> _DESCRIPTION OF THE TASK_: Reproduce each line bearing the word "Standard".

> _ENTRIES SHOWN_:
--

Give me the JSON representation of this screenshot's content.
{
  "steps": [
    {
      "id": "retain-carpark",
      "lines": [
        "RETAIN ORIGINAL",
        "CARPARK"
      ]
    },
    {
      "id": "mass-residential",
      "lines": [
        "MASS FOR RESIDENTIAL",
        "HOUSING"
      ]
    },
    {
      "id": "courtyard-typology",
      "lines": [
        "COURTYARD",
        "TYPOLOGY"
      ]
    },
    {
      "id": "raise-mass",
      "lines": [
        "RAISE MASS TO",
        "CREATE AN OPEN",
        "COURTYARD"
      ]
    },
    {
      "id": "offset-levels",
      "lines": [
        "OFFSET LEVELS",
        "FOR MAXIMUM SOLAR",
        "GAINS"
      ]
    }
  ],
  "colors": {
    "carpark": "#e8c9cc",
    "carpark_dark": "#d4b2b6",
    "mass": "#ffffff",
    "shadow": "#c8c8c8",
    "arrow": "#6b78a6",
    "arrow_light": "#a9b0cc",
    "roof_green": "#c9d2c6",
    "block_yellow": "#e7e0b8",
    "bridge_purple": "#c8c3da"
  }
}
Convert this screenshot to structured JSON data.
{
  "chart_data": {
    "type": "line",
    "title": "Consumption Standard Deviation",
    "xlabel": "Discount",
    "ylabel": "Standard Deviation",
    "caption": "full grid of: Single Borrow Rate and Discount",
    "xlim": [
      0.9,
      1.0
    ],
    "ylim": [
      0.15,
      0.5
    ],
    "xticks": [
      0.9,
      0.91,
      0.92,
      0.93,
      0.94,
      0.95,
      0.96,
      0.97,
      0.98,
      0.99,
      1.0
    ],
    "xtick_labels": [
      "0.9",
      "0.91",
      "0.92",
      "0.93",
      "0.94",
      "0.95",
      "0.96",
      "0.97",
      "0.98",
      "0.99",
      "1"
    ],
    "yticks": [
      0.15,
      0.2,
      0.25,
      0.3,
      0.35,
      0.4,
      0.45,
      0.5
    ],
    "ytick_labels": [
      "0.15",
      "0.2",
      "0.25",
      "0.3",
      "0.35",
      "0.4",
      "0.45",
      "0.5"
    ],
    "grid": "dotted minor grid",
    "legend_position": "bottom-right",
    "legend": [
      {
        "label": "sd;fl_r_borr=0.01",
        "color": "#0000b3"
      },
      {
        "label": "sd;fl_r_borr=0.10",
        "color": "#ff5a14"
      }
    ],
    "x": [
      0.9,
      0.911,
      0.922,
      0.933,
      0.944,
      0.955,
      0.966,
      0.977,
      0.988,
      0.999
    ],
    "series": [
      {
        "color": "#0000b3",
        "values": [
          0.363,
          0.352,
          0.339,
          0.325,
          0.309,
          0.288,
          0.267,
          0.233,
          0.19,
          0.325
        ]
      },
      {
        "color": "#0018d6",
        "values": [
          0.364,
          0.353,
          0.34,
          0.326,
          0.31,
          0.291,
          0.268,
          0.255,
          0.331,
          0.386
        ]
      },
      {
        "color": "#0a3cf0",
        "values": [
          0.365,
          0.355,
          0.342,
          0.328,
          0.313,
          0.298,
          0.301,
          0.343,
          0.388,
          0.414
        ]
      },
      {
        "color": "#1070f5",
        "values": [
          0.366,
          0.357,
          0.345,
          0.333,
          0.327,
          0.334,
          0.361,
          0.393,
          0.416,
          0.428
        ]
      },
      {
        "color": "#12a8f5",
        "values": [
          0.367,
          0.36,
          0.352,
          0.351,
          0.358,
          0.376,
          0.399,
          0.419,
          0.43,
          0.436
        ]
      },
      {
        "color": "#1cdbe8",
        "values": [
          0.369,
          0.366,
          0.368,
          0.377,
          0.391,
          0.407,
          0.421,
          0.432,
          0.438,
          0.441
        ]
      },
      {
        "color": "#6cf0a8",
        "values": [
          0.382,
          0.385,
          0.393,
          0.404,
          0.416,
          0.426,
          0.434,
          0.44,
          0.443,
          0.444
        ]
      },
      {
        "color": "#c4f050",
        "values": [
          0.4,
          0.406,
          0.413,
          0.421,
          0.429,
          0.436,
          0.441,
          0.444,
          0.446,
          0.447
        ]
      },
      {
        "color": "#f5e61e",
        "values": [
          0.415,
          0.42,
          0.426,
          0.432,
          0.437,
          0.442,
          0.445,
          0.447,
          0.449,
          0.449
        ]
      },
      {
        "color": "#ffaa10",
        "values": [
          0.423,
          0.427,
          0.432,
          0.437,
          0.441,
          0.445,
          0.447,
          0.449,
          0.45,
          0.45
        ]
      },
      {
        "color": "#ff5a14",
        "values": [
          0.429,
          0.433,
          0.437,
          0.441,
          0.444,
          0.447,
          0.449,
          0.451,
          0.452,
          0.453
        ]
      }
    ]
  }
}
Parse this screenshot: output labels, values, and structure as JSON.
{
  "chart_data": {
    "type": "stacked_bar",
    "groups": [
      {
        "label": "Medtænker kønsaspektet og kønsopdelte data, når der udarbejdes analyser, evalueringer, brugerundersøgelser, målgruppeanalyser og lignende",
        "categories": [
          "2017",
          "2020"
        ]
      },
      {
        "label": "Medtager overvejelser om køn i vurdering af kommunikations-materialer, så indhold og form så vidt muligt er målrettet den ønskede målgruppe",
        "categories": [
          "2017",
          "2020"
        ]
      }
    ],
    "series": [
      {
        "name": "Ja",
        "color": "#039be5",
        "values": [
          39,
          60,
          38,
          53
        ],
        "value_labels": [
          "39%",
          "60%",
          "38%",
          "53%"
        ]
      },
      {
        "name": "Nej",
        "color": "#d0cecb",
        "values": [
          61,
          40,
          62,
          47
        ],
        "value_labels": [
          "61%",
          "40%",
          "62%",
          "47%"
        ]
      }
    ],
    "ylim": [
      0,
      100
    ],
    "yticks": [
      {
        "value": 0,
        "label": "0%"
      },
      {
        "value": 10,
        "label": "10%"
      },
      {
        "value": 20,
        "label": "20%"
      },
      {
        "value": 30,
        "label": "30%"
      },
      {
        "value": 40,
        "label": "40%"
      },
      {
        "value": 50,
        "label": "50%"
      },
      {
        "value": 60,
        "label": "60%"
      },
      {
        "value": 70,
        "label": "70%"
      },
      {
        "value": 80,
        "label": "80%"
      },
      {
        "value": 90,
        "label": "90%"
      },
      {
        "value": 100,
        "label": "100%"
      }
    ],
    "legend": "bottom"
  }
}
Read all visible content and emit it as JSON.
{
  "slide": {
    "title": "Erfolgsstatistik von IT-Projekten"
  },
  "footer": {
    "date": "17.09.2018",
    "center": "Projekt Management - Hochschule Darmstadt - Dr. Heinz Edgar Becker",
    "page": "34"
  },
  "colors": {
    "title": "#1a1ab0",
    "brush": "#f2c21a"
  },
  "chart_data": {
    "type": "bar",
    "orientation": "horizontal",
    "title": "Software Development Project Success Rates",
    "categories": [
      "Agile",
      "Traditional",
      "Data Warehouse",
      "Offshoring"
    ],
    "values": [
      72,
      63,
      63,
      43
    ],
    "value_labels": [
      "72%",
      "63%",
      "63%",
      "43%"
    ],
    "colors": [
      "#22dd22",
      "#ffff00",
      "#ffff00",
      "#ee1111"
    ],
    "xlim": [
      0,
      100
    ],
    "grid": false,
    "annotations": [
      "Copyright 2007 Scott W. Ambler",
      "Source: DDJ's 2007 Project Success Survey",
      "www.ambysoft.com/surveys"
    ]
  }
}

--

> _THE REPLY_:
    "title": "Consumption Standard Deviation",
    "ylabel": "Standard Deviation",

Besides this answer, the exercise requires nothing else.